Examine the records and identify each line that includes the string "rear". Copy those lines.

┌────────

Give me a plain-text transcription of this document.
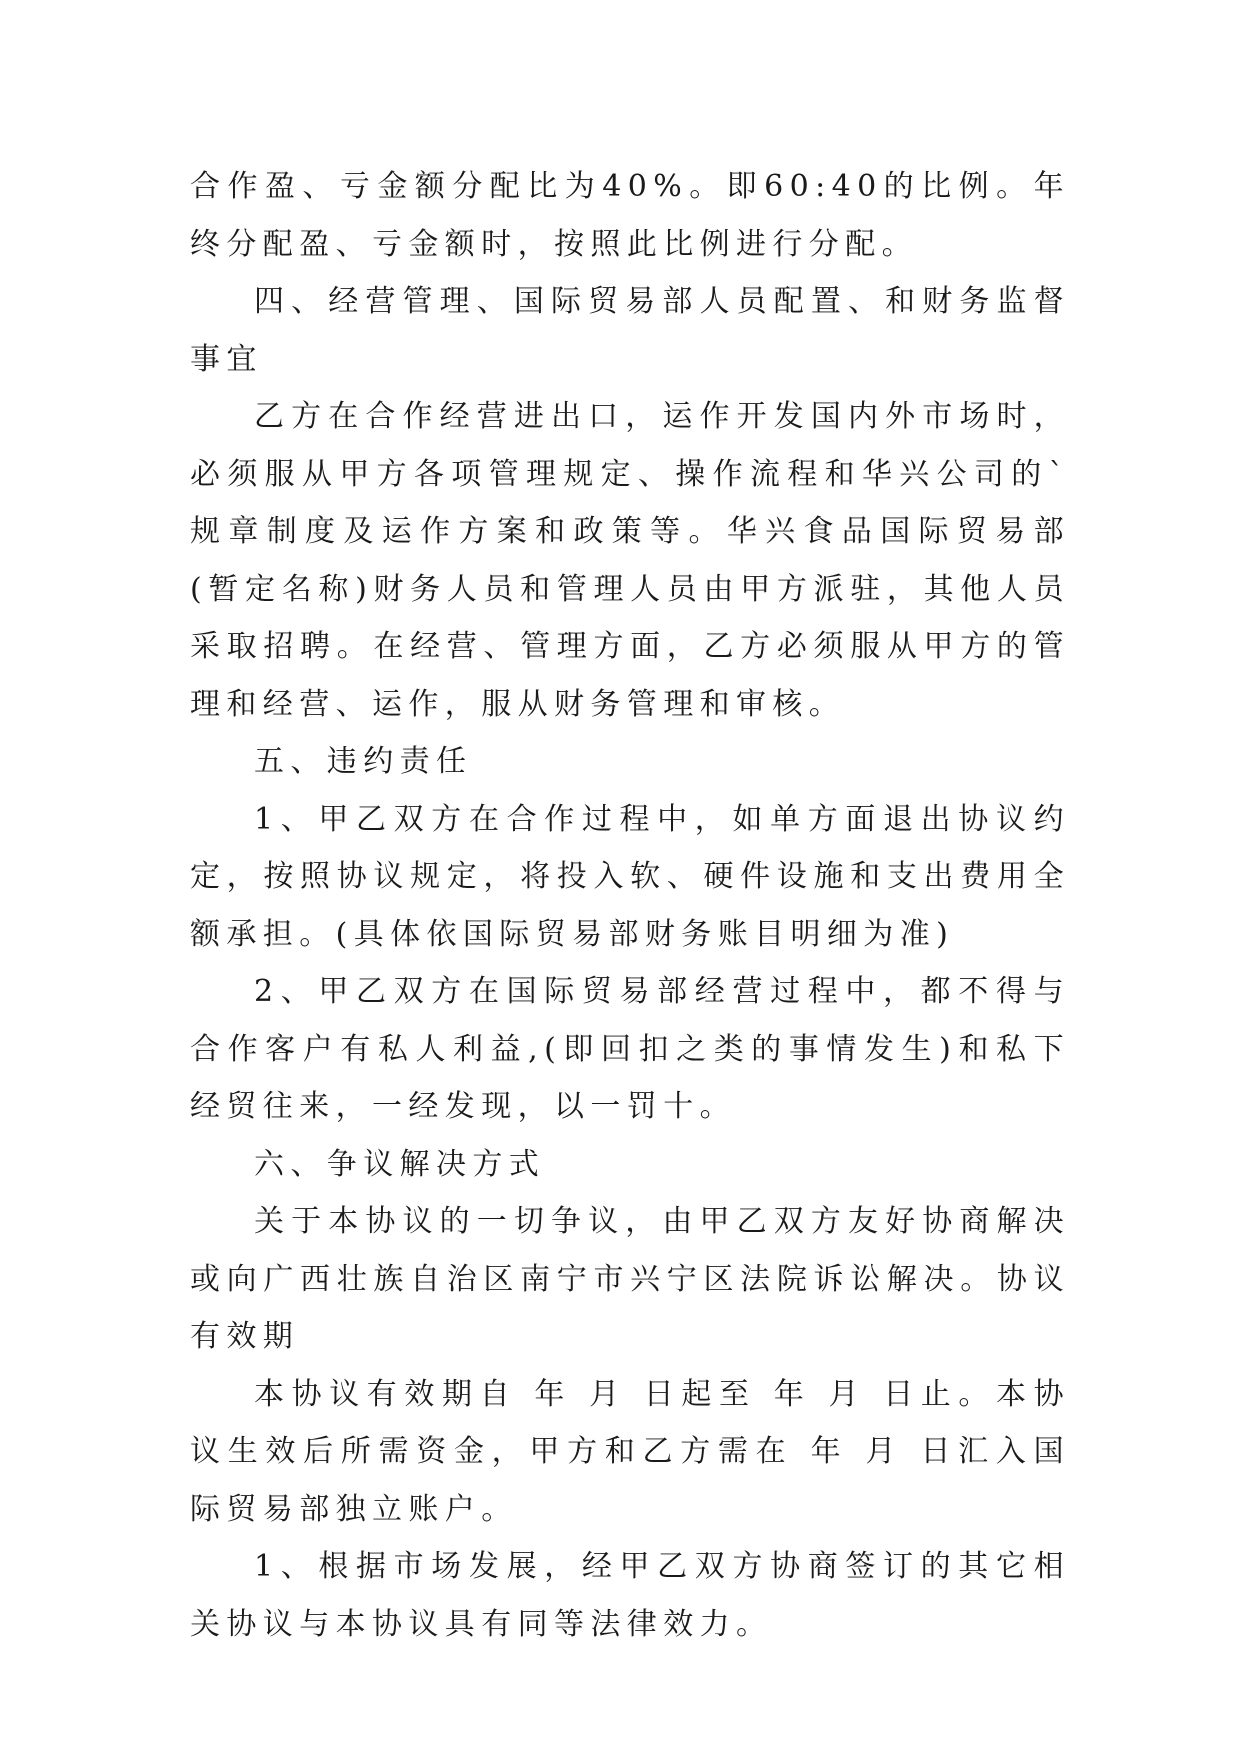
合作盈、亏金额分配比为40%。即60:40的比例。年终分配盈、亏金额时，按照此比例进行分配。

四、经营管理、国际贸易部人员配置、和财务监督事宜

乙方在合作经营进出口，运作开发国内外市场时，必须服从甲方各项管理规定、操作流程和华兴公司的`规章制度及运作方案和政策等。华兴食品国际贸易部(暂定名称)财务人员和管理人员由甲方派驻，其他人员采取招聘。在经营、管理方面，乙方必须服从甲方的管理和经营、运作，服从财务管理和审核。

五、违约责任

1、甲乙双方在合作过程中，如单方面退出协议约定，按照协议规定，将投入软、硬件设施和支出费用全额承担。(具体依国际贸易部财务账目明细为准)

2、甲乙双方在国际贸易部经营过程中，都不得与合作客户有私人利益,(即回扣之类的事情发生)和私下经贸往来，一经发现，以一罚十。

六、争议解决方式

关于本协议的一切争议，由甲乙双方友好协商解决或向广西壮族自治区南宁市兴宁区法院诉讼解决。协议有效期

本协议有效期自 年 月 日起至 年 月 日止。本协议生效后所需资金，甲方和乙方需在 年 月 日汇入国际贸易部独立账户。

1、根据市场发展，经甲乙双方协商签订的其它相关协议与本协议具有同等法律效力。
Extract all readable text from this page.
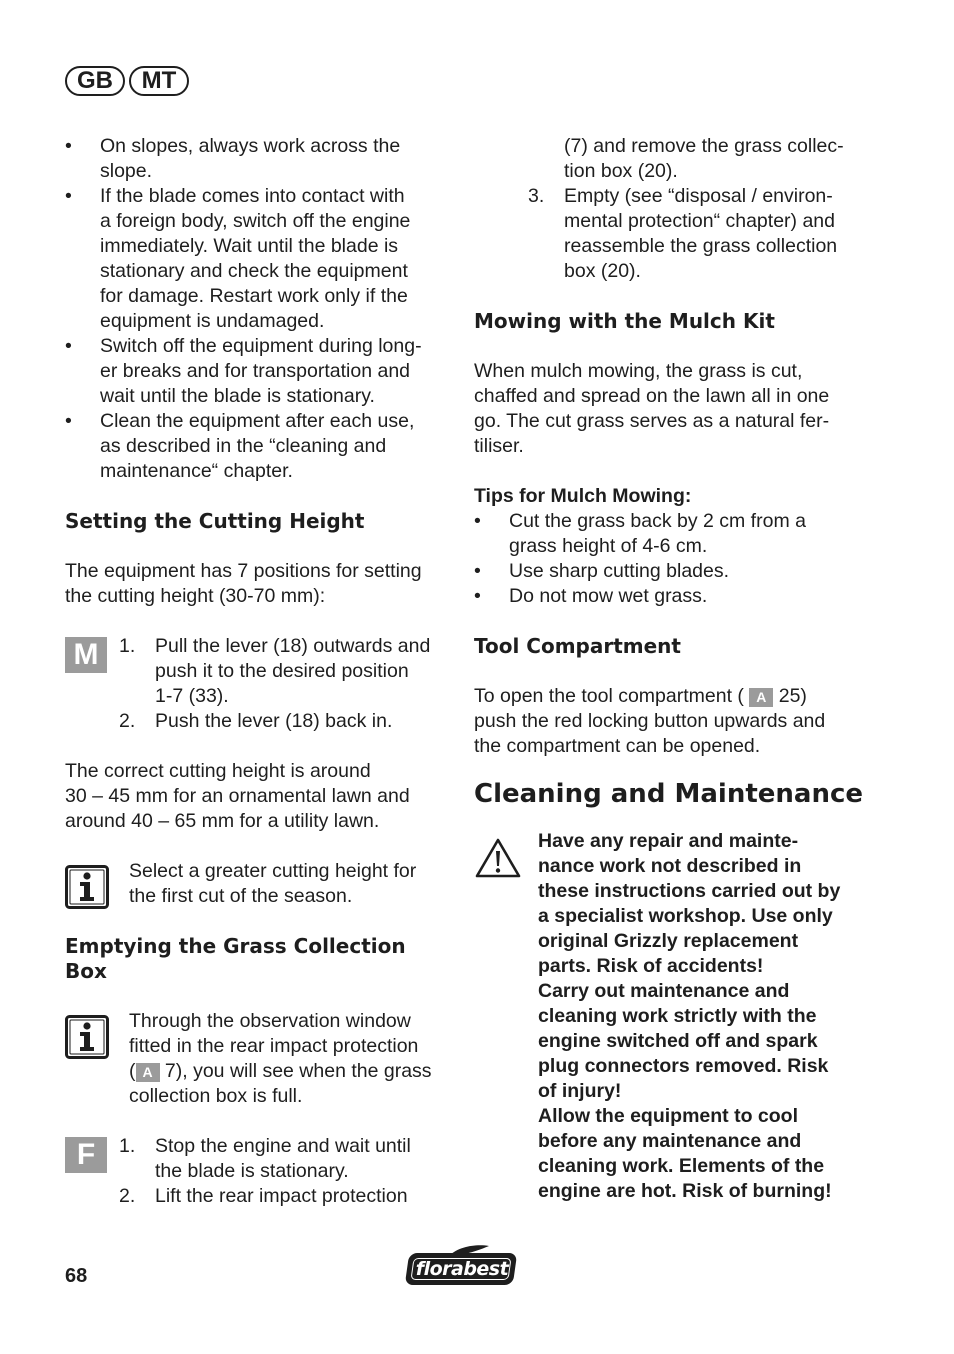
GB	MT
• On slopes, always work across the
slope.
• If the blade comes into contact with
a foreign body, switch off the engine
immediately. Wait until the blade is
stationary and check the equipment
for damage. Restart work only if the
equipment is undamaged.
• Switch off the equipment during long-
er breaks and for transportation and
wait until the blade is stationary.
• Clean the equipment after each use,
as described in the “cleaning and
maintenance“ chapter.
Setting the Cutting Height
The equipment has 7 positions for setting
the cutting height (30-70 mm):
M	1. Pull the lever (18) outwards and
push it to the desired position
1-7 (33).
2. Push the lever (18) back in.
The correct cutting height is around
30 – 45 mm for an ornamental lawn and
around 40 – 65 mm for a utility lawn.
Select a greater cutting height for
the first cut of the season.
Emptying the Grass Collection
Box
Through the observation window
fitted in the rear impact protection
( A 7), you will see when the grass
collection box is full.
F	1. Stop the engine and wait until
the blade is stationary.
2. Lift the rear impact protection
(7) and remove the grass collec-
tion box (20).
3. Empty (see “disposal / environ-
mental protection“ chapter) and
reassemble the grass collection
box (20).
Mowing with the Mulch Kit
When mulch mowing, the grass is cut,
chaffed and spread on the lawn all in one
go. The cut grass serves as a natural fer-
tiliser.
Tips for Mulch Mowing:
• Cut the grass back by 2 cm from a
grass height of 4-6 cm.
• Use sharp cutting blades.
• Do not mow wet grass.
Tool Compartment
To open the tool compartment ( A 25)
push the red locking button upwards and
the compartment can be opened.
Cleaning and Maintenance
Have any repair and mainte-
nance work not described in
these instructions carried out by
a specialist workshop. Use only
original Grizzly replacement
parts. Risk of accidents!
Carry out maintenance and
cleaning work strictly with the
engine switched off and spark
plug connectors removed. Risk
of injury!
Allow the equipment to cool
before any maintenance and
cleaning work. Elements of the
engine are hot. Risk of burning!
68	florabest
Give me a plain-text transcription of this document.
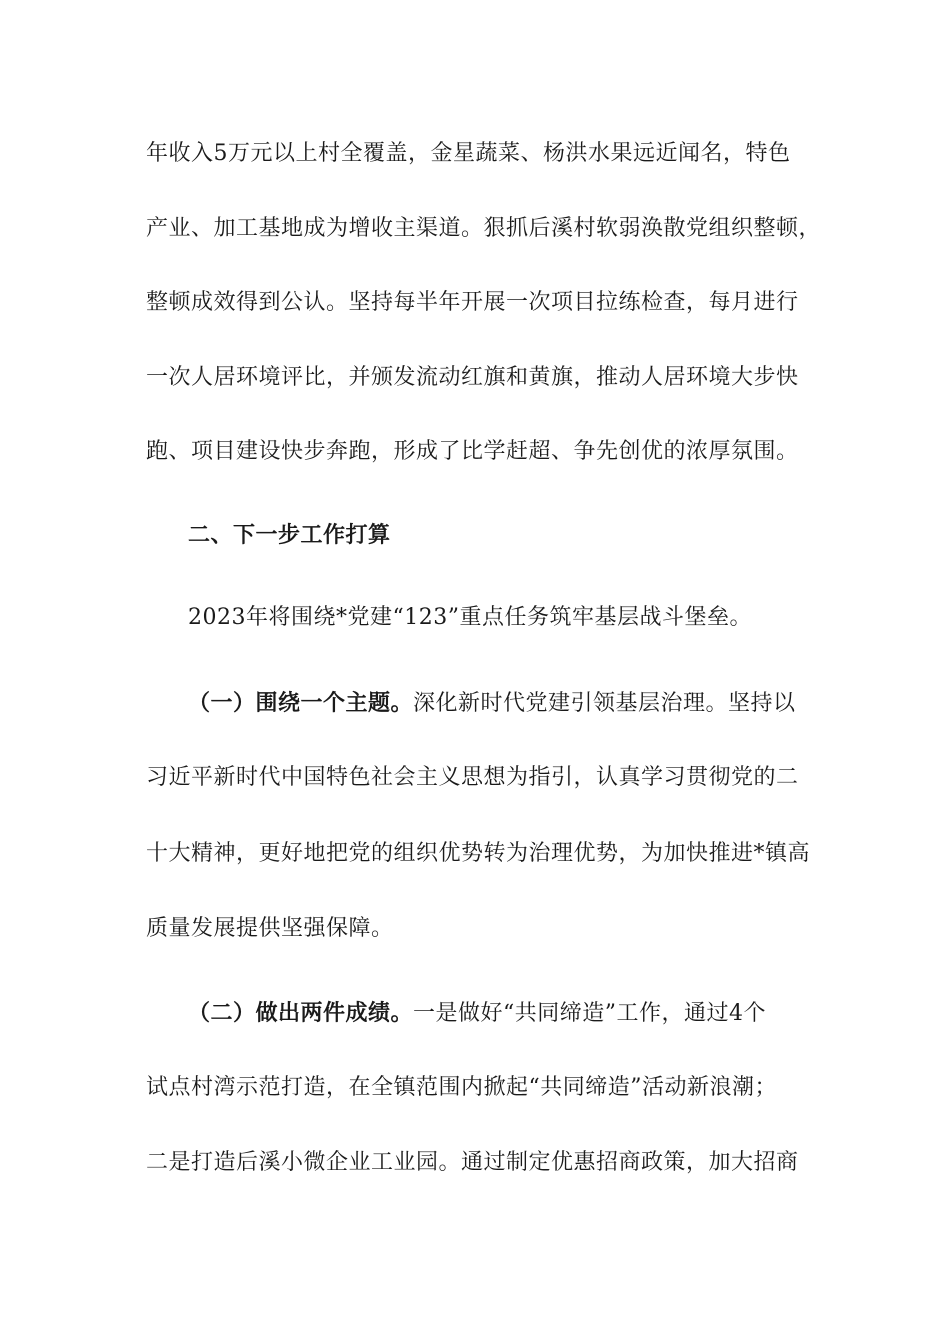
年收入5万元以上村全覆盖，金星蔬菜、杨洪水果远近闻名，特色
产业、加工基地成为增收主渠道。狠抓后溪村软弱涣散党组织整顿，
整顿成效得到公认。坚持每半年开展一次项目拉练检查，每月进行
一次人居环境评比，并颁发流动红旗和黄旗，推动人居环境大步快
跑、项目建设快步奔跑，形成了比学赶超、争先创优的浓厚氛围。
二、下一步工作打算
2023年将围绕*党建“123”重点任务筑牢基层战斗堡垒。
（一）围绕一个主题。深化新时代党建引领基层治理。坚持以
习近平新时代中国特色社会主义思想为指引，认真学习贯彻党的二
十大精神，更好地把党的组织优势转为治理优势，为加快推进*镇高
质量发展提供坚强保障。
（二）做出两件成绩。一是做好“共同缔造”工作，通过4个
试点村湾示范打造，在全镇范围内掀起“共同缔造”活动新浪潮；
二是打造后溪小微企业工业园。通过制定优惠招商政策，加大招商
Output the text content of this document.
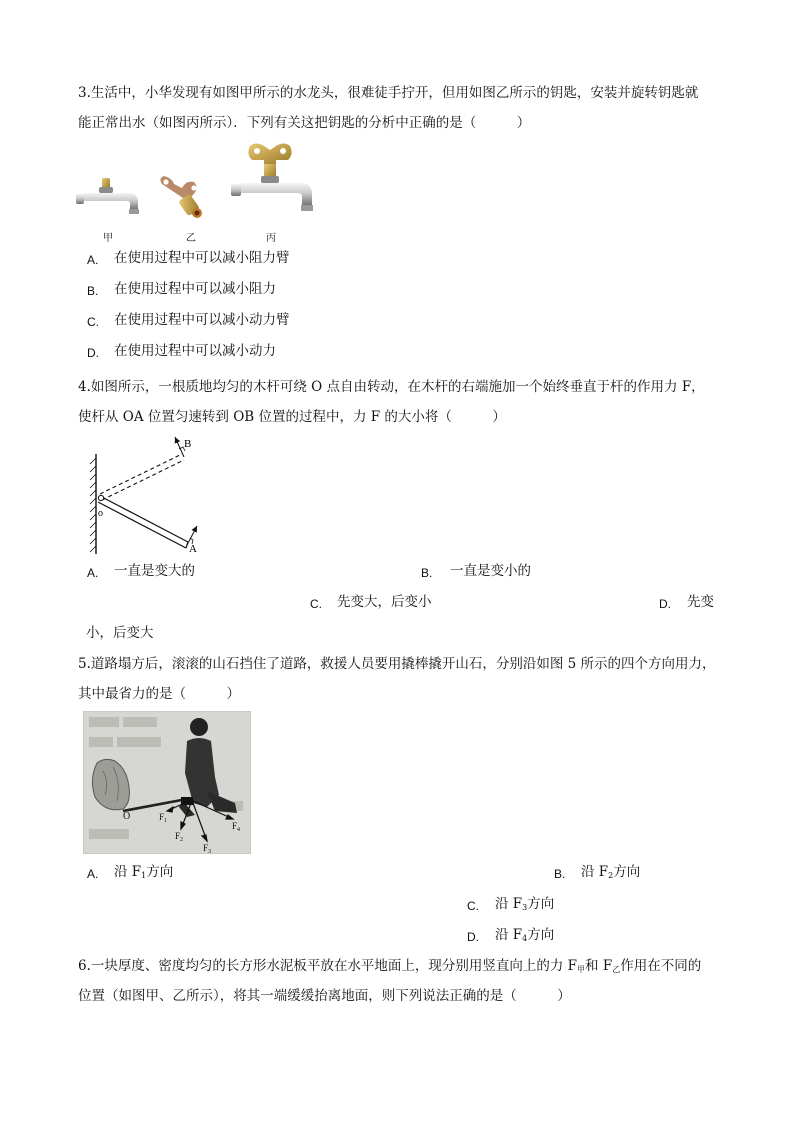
3.生活中，小华发现有如图甲所示的水龙头，很难徒手拧开，但用如图乙所示的钥匙，安装并旋转钥匙就
能正常出水（如图丙所示）．下列有关这把钥匙的分析中正确的是（　　　）
甲	乙	丙
A. 在使用过程中可以减小阻力臂
B. 在使用过程中可以减小阻力
C. 在使用过程中可以减小动力臂
D. 在使用过程中可以减小动力
4.如图所示，一根质地均匀的木杆可绕 O 点自由转动，在木杆的右端施加一个始终垂直于杆的作用力 F，
使杆从 OA 位置匀速转到 OB 位置的过程中，力 F 的大小将（　　　）
B
o
A
A. 一直是变大的	B. 一直是变小的
C. 先变大，后变小	D. 先变
小，后变大
5.道路塌方后，滚滚的山石挡住了道路，救援人员要用撬棒撬开山石，分别沿如图 5 所示的四个方向用力，
其中最省力的是（　　　）
O	$F_1$
$F_2$
$F_3$
$F_4$
A. 沿 $F_1$方向	B. 沿 $F_2$方向
C. 沿 $F_3$方向
D. 沿 $F_4$方向
6.一块厚度、密度均匀的长方形水泥板平放在水平地面上，现分别用竖直向上的力 $F_甲$和 $F_乙$作用在不同的
位置（如图甲、乙所示），将其一端缓缓抬离地面，则下列说法正确的是（　　　）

└────────

▶ _Final result_:
fitted in the rear impact protection
2. Lift the rear impact protection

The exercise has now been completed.